**Short exercise:** Retype the material that follows, keeping every word as it is.

**Data extract:**
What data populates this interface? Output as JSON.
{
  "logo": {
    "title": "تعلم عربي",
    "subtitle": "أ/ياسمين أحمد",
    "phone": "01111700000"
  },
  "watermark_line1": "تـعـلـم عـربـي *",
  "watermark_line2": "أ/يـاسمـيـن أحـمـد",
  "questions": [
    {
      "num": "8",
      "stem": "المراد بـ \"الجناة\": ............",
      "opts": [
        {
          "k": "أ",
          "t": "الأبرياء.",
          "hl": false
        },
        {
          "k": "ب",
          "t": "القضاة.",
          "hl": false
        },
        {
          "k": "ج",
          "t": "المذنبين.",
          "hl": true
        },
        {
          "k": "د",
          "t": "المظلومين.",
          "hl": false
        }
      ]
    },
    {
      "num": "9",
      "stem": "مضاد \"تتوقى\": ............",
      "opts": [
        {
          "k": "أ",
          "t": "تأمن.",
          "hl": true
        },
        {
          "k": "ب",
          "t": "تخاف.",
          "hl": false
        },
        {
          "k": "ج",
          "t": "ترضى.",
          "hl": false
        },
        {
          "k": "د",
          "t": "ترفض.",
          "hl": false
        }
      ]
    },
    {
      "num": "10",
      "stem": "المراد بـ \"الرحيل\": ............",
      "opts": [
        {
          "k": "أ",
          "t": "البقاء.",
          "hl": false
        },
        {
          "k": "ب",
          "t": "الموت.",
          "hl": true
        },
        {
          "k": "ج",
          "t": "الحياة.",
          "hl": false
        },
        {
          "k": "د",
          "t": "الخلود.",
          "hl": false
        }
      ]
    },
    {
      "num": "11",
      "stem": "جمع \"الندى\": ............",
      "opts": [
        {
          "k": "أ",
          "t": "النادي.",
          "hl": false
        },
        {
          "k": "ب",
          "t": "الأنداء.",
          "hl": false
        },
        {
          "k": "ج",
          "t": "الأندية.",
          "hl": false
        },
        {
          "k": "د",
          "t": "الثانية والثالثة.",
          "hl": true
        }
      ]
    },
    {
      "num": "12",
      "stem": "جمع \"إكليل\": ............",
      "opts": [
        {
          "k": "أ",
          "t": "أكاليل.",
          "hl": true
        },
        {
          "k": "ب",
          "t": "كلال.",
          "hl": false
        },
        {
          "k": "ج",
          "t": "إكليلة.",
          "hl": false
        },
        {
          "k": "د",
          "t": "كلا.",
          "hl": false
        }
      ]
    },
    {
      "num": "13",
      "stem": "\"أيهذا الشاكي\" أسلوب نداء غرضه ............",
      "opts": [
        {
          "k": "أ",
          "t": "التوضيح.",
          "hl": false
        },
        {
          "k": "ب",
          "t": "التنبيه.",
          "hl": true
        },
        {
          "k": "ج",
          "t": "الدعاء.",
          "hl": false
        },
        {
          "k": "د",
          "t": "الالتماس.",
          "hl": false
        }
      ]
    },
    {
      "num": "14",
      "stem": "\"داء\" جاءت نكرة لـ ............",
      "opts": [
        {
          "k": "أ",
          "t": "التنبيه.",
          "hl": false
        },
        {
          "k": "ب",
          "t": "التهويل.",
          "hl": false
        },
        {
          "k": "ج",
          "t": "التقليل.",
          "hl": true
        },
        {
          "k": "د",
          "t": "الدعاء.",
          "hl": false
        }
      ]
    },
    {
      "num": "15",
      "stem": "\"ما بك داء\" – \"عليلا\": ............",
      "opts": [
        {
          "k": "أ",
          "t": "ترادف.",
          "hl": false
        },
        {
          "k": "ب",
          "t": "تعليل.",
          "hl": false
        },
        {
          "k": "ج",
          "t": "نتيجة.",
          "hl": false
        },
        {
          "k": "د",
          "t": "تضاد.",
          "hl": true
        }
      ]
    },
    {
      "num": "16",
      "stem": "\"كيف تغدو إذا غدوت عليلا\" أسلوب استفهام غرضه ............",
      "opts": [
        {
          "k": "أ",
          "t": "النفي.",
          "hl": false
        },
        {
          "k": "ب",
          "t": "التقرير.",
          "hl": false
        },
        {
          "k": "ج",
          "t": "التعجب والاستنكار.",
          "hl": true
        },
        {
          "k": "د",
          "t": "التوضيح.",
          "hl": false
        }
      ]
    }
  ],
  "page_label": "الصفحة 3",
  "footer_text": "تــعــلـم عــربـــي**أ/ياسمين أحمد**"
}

**Exercise output:**
What data populates this interface? Output as JSON.
{
  "logo": {
    "title": "تعلم عربي",
    "subtitle": "أ/ياسمين أحمد",
    "phone": "01111700000"
  },
  "watermark_line1": "تـعـلـم عـربـي *",
  "watermark_line2": "أ/يـاسمـيـن أحـمـد",
  "questions": [
    {
      "num": "8",
      "stem": "المراد بـ \"الجناة\": ............",
      "opts": [
        {
          "k": "أ",
          "t": "الأبرياء.",
          "hl": false
        },
        {
          "k": "ب",
          "t": "القضاة.",
          "hl": false
        },
        {
          "k": "ج",
          "t": "المذنبين.",
          "hl": true
        },
        {
          "k": "د",
          "t": "المظلومين.",
          "hl": false
        }
      ]
    },
    {
      "num": "9",
      "stem": "مضاد \"تتوقى\": ............",
      "opts": [
        {
          "k": "أ",
          "t": "تأمن.",
          "hl": true
        },
        {
          "k": "ب",
          "t": "تخاف.",
          "hl": false
        },
        {
          "k": "ج",
          "t": "ترضى.",
          "hl": false
        },
        {
          "k": "د",
          "t": "ترفض.",
          "hl": false
        }
      ]
    },
    {
      "num": "10",
      "stem": "المراد بـ \"الرحيل\": ............",
      "opts": [
        {
          "k": "أ",
          "t": "البقاء.",
          "hl": false
        },
        {
          "k": "ب",
          "t": "الموت.",
          "hl": true
        },
        {
          "k": "ج",
          "t": "الحياة.",
          "hl": false
        },
        {
          "k": "د",
          "t": "الخلود.",
          "hl": false
        }
      ]
    },
    {
      "num": "11",
      "stem": "جمع \"الندى\": ............",
      "opts": [
        {
          "k": "أ",
          "t": "النادي.",
          "hl": false
        },
        {
          "k": "ب",
          "t": "الأنداء.",
          "hl": false
        },
        {
          "k": "ج",
          "t": "الأندية.",
          "hl": false
        },
        {
          "k": "د",
          "t": "الثانية والثالثة.",
          "hl": true
        }
      ]
    },
    {
      "num": "12",
      "stem": "جمع \"إكليل\": ............",
      "opts": [
        {
          "k": "أ",
          "t": "أكاليل.",
          "hl": true
        },
        {
          "k": "ب",
          "t": "كلال.",
          "hl": false
        },
        {
          "k": "ج",
          "t": "إكليلة.",
          "hl": false
        },
        {
          "k": "د",
          "t": "كلا.",
          "hl": false
        }
      ]
    },
    {
      "num": "13",
      "stem": "\"أيهذا الشاكي\" أسلوب نداء غرضه ............",
      "opts": [
        {
          "k": "أ",
          "t": "التوضيح.",
          "hl": false
        },
        {
          "k": "ب",
          "t": "التنبيه.",
          "hl": true
        },
        {
          "k": "ج",
          "t": "الدعاء.",
          "hl": false
        },
        {
          "k": "د",
          "t": "الالتماس.",
          "hl": false
        }
      ]
    },
    {
      "num": "14",
      "stem": "\"داء\" جاءت نكرة لـ ............",
      "opts": [
        {
          "k": "أ",
          "t": "التنبيه.",
          "hl": false
        },
        {
          "k": "ب",
          "t": "التهويل.",
          "hl": false
        },
        {
          "k": "ج",
          "t": "التقليل.",
          "hl": true
        },
        {
          "k": "د",
          "t": "الدعاء.",
          "hl": false
        }
      ]
    },
    {
      "num": "15",
      "stem": "\"ما بك داء\" – \"عليلا\": ............",
      "opts": [
        {
          "k": "أ",
          "t": "ترادف.",
          "hl": false
        },
        {
          "k": "ب",
          "t": "تعليل.",
          "hl": false
        },
        {
          "k": "ج",
          "t": "نتيجة.",
          "hl": false
        },
        {
          "k": "د",
          "t": "تضاد.",
          "hl": true
        }
      ]
    },
    {
      "num": "16",
      "stem": "\"كيف تغدو إذا غدوت عليلا\" أسلوب استفهام غرضه ............",
      "opts": [
        {
          "k": "أ",
          "t": "النفي.",
          "hl": false
        },
        {
          "k": "ب",
          "t": "التقرير.",
          "hl": false
        },
        {
          "k": "ج",
          "t": "التعجب والاستنكار.",
          "hl": true
        },
        {
          "k": "د",
          "t": "التوضيح.",
          "hl": false
        }
      ]
    }
  ],
  "page_label": "الصفحة 3",
  "footer_text": "تــعــلـم عــربـــي**أ/ياسمين أحمد**"
}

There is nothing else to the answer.